→ **TASK GOAL**
Gather all lines from the material that contain "name".

========================

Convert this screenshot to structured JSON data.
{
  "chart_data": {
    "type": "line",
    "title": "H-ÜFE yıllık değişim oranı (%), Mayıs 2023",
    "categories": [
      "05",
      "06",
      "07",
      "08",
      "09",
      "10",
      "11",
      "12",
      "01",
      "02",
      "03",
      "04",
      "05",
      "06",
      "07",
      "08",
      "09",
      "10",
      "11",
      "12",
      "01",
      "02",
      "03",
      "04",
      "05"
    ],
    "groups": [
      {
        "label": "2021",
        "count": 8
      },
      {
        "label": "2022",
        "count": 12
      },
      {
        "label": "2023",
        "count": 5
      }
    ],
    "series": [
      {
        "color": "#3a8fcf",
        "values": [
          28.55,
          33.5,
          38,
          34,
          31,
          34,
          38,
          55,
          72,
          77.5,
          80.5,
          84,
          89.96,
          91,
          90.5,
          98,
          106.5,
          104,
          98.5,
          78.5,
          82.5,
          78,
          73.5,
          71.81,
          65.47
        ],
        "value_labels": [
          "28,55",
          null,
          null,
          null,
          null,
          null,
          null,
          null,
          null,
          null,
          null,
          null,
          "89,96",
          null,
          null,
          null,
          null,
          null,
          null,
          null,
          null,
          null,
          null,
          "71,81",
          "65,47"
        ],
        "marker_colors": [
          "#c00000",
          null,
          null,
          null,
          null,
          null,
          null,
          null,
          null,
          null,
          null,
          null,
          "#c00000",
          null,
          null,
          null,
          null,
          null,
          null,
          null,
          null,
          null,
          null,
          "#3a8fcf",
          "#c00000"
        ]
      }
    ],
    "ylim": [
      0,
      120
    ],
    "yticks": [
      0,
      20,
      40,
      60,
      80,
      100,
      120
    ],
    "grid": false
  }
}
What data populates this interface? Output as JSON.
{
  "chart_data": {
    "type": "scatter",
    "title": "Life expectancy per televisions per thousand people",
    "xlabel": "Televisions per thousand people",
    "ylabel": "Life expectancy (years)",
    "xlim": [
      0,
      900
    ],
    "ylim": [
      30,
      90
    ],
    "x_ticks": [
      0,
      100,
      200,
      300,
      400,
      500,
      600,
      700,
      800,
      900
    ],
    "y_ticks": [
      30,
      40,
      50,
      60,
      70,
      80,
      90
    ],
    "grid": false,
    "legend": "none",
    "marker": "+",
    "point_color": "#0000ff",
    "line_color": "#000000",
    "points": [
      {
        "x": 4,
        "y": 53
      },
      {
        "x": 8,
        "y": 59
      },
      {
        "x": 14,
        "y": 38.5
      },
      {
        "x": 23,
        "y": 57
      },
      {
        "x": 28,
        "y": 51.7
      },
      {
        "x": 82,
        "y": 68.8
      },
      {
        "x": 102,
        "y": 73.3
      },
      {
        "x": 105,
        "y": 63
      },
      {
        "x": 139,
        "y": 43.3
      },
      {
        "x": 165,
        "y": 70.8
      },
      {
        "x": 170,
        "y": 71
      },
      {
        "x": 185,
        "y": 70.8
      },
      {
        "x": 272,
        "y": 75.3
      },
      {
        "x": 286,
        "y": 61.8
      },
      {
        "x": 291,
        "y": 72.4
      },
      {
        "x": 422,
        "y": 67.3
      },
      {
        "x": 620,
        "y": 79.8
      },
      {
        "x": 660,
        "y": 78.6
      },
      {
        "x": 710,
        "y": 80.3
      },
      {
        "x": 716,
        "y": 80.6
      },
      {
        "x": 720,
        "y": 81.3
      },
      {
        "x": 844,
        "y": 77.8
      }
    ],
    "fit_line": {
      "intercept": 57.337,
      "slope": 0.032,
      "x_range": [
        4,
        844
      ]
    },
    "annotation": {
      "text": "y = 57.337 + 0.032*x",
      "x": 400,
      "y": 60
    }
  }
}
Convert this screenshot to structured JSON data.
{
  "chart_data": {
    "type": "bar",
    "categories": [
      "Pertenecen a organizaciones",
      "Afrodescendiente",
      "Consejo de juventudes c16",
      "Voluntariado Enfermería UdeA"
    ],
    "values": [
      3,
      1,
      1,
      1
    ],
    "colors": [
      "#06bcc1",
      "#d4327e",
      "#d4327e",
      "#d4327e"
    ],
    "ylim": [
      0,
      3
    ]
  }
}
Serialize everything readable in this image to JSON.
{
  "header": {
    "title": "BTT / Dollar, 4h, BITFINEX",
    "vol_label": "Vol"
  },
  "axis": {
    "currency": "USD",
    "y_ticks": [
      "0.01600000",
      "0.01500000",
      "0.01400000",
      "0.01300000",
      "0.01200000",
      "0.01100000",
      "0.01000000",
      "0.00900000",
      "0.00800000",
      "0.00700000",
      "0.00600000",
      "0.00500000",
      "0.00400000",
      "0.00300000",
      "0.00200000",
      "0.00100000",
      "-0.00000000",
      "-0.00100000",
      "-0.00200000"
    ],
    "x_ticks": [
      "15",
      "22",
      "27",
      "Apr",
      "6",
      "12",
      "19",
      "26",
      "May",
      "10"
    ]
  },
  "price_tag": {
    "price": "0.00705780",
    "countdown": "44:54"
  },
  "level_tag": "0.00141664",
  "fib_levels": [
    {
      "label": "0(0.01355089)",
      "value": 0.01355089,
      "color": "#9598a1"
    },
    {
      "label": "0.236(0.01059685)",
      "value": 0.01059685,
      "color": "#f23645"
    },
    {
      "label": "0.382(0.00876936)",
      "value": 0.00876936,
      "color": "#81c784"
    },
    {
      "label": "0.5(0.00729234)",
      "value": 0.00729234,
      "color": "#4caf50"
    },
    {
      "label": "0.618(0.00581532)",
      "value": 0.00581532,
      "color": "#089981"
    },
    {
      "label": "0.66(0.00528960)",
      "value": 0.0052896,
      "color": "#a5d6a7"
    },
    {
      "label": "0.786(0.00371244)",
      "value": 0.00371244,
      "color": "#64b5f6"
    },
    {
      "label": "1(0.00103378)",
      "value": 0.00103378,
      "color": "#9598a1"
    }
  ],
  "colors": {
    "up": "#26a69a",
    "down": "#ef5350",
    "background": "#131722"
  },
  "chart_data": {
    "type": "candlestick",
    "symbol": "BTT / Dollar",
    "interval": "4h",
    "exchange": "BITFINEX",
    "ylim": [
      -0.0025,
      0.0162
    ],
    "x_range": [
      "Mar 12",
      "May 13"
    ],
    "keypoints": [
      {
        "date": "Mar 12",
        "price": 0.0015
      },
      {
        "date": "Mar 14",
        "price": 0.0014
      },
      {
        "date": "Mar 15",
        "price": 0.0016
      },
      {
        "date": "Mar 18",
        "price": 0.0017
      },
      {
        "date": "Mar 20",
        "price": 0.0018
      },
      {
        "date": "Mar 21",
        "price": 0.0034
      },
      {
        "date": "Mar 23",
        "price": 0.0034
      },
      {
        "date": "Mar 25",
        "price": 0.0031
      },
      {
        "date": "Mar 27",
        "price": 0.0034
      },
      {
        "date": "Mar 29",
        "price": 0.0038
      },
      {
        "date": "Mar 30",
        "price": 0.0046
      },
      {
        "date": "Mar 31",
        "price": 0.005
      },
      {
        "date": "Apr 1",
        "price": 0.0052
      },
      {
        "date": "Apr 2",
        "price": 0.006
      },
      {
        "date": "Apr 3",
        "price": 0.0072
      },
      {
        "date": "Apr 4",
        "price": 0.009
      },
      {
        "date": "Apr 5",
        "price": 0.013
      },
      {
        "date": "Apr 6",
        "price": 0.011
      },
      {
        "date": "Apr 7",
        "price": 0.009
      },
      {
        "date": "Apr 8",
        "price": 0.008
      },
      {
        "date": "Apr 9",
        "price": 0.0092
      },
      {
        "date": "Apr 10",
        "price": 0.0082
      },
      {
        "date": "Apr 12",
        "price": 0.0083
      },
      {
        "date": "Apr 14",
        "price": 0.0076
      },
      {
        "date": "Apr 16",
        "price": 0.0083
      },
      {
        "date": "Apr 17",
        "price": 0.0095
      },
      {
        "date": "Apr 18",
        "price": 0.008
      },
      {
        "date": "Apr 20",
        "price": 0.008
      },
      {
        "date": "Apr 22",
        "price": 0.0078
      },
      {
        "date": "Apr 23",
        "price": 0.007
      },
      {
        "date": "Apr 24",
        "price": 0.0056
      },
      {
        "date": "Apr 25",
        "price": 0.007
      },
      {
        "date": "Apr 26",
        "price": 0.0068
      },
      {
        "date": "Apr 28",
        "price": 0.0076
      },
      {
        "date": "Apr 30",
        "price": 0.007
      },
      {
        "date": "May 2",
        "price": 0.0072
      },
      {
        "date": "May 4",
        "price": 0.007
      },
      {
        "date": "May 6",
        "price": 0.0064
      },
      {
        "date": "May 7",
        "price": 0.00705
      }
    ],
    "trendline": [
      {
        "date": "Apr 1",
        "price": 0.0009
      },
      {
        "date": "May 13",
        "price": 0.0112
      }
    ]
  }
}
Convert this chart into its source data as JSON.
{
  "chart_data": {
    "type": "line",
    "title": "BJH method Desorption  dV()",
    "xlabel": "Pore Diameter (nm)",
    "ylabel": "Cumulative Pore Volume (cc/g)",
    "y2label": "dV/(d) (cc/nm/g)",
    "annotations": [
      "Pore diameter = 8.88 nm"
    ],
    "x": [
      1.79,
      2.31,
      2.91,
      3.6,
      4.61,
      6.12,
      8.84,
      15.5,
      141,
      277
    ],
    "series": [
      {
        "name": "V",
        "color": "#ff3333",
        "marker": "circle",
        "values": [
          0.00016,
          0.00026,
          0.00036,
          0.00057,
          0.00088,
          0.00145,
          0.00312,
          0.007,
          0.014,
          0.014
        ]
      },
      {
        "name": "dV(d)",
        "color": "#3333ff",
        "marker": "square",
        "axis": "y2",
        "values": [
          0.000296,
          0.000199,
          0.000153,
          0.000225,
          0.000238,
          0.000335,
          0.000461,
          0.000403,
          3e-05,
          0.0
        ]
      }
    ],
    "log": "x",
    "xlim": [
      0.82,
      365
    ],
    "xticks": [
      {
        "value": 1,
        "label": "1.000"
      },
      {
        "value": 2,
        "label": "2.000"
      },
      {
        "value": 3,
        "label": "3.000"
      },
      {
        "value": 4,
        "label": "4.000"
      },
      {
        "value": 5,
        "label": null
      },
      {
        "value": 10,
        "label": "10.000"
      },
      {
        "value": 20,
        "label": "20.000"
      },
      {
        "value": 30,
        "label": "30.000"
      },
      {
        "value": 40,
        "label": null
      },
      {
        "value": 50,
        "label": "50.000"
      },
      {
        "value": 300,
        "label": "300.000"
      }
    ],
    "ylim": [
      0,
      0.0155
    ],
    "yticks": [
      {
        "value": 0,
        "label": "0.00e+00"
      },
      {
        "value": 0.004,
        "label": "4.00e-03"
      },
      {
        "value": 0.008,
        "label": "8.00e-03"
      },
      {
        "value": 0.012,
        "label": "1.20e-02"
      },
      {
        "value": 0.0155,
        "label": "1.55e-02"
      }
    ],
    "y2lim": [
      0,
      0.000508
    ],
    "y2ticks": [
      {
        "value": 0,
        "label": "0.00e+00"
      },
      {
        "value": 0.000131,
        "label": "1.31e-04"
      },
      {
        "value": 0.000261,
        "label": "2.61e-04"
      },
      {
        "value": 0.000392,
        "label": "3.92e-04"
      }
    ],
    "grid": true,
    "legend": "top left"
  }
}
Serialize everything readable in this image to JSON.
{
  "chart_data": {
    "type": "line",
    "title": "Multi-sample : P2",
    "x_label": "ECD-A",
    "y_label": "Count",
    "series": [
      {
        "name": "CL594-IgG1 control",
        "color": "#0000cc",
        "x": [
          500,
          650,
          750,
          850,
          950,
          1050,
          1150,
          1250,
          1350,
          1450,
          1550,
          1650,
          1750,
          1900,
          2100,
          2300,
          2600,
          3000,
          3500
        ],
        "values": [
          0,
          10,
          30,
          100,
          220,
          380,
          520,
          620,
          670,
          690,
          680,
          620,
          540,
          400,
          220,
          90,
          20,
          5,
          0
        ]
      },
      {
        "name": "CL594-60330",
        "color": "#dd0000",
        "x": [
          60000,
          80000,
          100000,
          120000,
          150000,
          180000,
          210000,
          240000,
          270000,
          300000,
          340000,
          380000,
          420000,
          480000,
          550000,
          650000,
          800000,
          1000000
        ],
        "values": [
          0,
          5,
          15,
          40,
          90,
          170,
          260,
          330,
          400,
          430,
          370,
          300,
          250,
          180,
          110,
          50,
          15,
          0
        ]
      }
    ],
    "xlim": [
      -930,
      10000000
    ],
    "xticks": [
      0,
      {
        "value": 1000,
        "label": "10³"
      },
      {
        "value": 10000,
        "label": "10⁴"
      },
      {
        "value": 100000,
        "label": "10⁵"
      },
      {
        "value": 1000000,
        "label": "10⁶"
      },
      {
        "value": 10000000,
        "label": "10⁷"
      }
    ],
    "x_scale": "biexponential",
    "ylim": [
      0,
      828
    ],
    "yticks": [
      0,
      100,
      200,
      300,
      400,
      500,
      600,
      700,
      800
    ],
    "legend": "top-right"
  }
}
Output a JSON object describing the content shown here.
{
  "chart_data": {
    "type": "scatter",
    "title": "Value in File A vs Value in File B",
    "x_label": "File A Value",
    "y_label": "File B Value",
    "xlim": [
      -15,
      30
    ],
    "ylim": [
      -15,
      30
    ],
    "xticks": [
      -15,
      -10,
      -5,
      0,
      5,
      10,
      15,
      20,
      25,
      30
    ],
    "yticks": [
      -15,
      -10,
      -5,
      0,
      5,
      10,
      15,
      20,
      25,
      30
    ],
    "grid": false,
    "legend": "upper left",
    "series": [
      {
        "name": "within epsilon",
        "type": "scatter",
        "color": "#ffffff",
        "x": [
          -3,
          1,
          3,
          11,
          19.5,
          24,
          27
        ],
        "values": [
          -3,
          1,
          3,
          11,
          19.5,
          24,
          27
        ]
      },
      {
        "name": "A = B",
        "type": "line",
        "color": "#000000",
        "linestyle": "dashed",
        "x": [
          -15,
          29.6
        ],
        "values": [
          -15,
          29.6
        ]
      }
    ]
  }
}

========================

→ **WRITTEN SOLUTION**
        "name": "V",
        "name": "dV(d)",
        "name": "CL594-IgG1 control",
        "name": "CL594-60330",
        "name": "within epsilon",
        "name": "A = B",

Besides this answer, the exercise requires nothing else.